**What you are asked to do**
Transcribe all the entries word for word, omitting any pictures they contain.

Stored entries:
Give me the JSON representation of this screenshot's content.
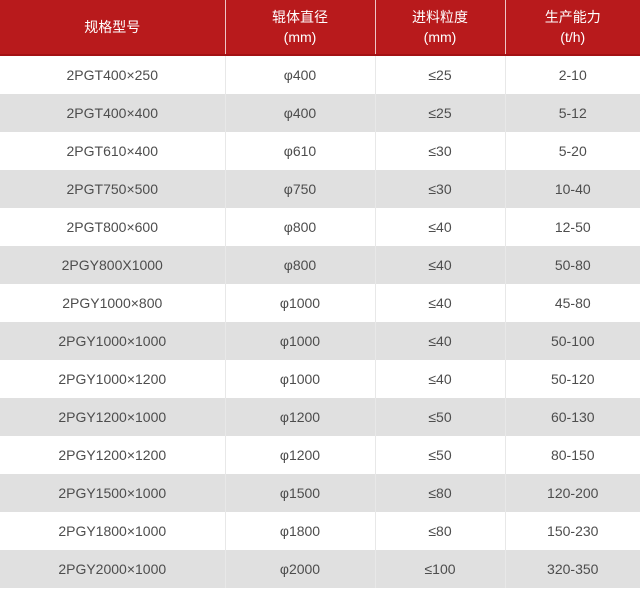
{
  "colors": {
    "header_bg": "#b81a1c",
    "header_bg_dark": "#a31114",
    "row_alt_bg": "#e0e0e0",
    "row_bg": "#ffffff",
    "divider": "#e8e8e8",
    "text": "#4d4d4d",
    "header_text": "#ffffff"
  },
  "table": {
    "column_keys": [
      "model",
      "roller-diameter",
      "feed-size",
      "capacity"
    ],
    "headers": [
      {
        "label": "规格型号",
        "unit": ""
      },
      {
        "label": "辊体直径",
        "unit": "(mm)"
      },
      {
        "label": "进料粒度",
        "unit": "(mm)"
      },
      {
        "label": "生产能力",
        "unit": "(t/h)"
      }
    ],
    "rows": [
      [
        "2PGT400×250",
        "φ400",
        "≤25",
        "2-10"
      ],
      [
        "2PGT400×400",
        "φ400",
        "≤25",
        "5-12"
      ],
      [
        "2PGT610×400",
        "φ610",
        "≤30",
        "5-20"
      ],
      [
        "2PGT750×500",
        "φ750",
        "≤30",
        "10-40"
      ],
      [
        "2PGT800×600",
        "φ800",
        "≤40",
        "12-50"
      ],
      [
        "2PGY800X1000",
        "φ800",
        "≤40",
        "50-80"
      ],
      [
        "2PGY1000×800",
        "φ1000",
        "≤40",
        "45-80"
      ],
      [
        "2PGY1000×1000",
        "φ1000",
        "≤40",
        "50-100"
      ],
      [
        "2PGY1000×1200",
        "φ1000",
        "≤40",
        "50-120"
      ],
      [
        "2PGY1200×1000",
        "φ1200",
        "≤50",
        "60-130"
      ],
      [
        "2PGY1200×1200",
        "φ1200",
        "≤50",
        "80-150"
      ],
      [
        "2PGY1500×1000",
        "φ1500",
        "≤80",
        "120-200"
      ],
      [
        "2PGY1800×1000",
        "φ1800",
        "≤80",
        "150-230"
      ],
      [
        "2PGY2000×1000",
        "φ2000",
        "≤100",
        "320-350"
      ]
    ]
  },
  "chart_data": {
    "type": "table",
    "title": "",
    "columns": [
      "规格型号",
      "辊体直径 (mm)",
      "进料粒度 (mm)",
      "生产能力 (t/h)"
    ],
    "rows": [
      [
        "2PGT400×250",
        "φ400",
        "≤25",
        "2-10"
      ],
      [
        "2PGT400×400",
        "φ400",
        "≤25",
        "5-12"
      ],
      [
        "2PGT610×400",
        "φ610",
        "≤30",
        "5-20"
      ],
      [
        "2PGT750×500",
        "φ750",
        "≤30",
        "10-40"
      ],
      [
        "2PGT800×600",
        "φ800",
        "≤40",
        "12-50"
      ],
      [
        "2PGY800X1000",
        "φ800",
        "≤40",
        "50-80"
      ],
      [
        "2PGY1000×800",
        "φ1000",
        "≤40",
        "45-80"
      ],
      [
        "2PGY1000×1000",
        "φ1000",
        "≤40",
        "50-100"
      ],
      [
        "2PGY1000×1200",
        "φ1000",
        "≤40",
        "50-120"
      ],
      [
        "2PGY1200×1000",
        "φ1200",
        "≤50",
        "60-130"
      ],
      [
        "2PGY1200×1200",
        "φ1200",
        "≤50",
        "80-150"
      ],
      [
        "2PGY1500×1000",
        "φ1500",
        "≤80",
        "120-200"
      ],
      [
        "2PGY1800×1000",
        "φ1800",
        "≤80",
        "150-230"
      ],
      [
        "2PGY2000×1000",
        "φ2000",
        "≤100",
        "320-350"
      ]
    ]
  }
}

**Output of the task**
Give me the JSON representation of this screenshot's content.
{
  "colors": {
    "header_bg": "#b81a1c",
    "header_bg_dark": "#a31114",
    "row_alt_bg": "#e0e0e0",
    "row_bg": "#ffffff",
    "divider": "#e8e8e8",
    "text": "#4d4d4d",
    "header_text": "#ffffff"
  },
  "table": {
    "column_keys": [
      "model",
      "roller-diameter",
      "feed-size",
      "capacity"
    ],
    "headers": [
      {
        "label": "规格型号",
        "unit": ""
      },
      {
        "label": "辊体直径",
        "unit": "(mm)"
      },
      {
        "label": "进料粒度",
        "unit": "(mm)"
      },
      {
        "label": "生产能力",
        "unit": "(t/h)"
      }
    ],
    "rows": [
      [
        "2PGT400×250",
        "φ400",
        "≤25",
        "2-10"
      ],
      [
        "2PGT400×400",
        "φ400",
        "≤25",
        "5-12"
      ],
      [
        "2PGT610×400",
        "φ610",
        "≤30",
        "5-20"
      ],
      [
        "2PGT750×500",
        "φ750",
        "≤30",
        "10-40"
      ],
      [
        "2PGT800×600",
        "φ800",
        "≤40",
        "12-50"
      ],
      [
        "2PGY800X1000",
        "φ800",
        "≤40",
        "50-80"
      ],
      [
        "2PGY1000×800",
        "φ1000",
        "≤40",
        "45-80"
      ],
      [
        "2PGY1000×1000",
        "φ1000",
        "≤40",
        "50-100"
      ],
      [
        "2PGY1000×1200",
        "φ1000",
        "≤40",
        "50-120"
      ],
      [
        "2PGY1200×1000",
        "φ1200",
        "≤50",
        "60-130"
      ],
      [
        "2PGY1200×1200",
        "φ1200",
        "≤50",
        "80-150"
      ],
      [
        "2PGY1500×1000",
        "φ1500",
        "≤80",
        "120-200"
      ],
      [
        "2PGY1800×1000",
        "φ1800",
        "≤80",
        "150-230"
      ],
      [
        "2PGY2000×1000",
        "φ2000",
        "≤100",
        "320-350"
      ]
    ]
  },
  "chart_data": {
    "type": "table",
    "title": "",
    "columns": [
      "规格型号",
      "辊体直径 (mm)",
      "进料粒度 (mm)",
      "生产能力 (t/h)"
    ],
    "rows": [
      [
        "2PGT400×250",
        "φ400",
        "≤25",
        "2-10"
      ],
      [
        "2PGT400×400",
        "φ400",
        "≤25",
        "5-12"
      ],
      [
        "2PGT610×400",
        "φ610",
        "≤30",
        "5-20"
      ],
      [
        "2PGT750×500",
        "φ750",
        "≤30",
        "10-40"
      ],
      [
        "2PGT800×600",
        "φ800",
        "≤40",
        "12-50"
      ],
      [
        "2PGY800X1000",
        "φ800",
        "≤40",
        "50-80"
      ],
      [
        "2PGY1000×800",
        "φ1000",
        "≤40",
        "45-80"
      ],
      [
        "2PGY1000×1000",
        "φ1000",
        "≤40",
        "50-100"
      ],
      [
        "2PGY1000×1200",
        "φ1000",
        "≤40",
        "50-120"
      ],
      [
        "2PGY1200×1000",
        "φ1200",
        "≤50",
        "60-130"
      ],
      [
        "2PGY1200×1200",
        "φ1200",
        "≤50",
        "80-150"
      ],
      [
        "2PGY1500×1000",
        "φ1500",
        "≤80",
        "120-200"
      ],
      [
        "2PGY1800×1000",
        "φ1800",
        "≤80",
        "150-230"
      ],
      [
        "2PGY2000×1000",
        "φ2000",
        "≤100",
        "320-350"
      ]
    ]
  }
}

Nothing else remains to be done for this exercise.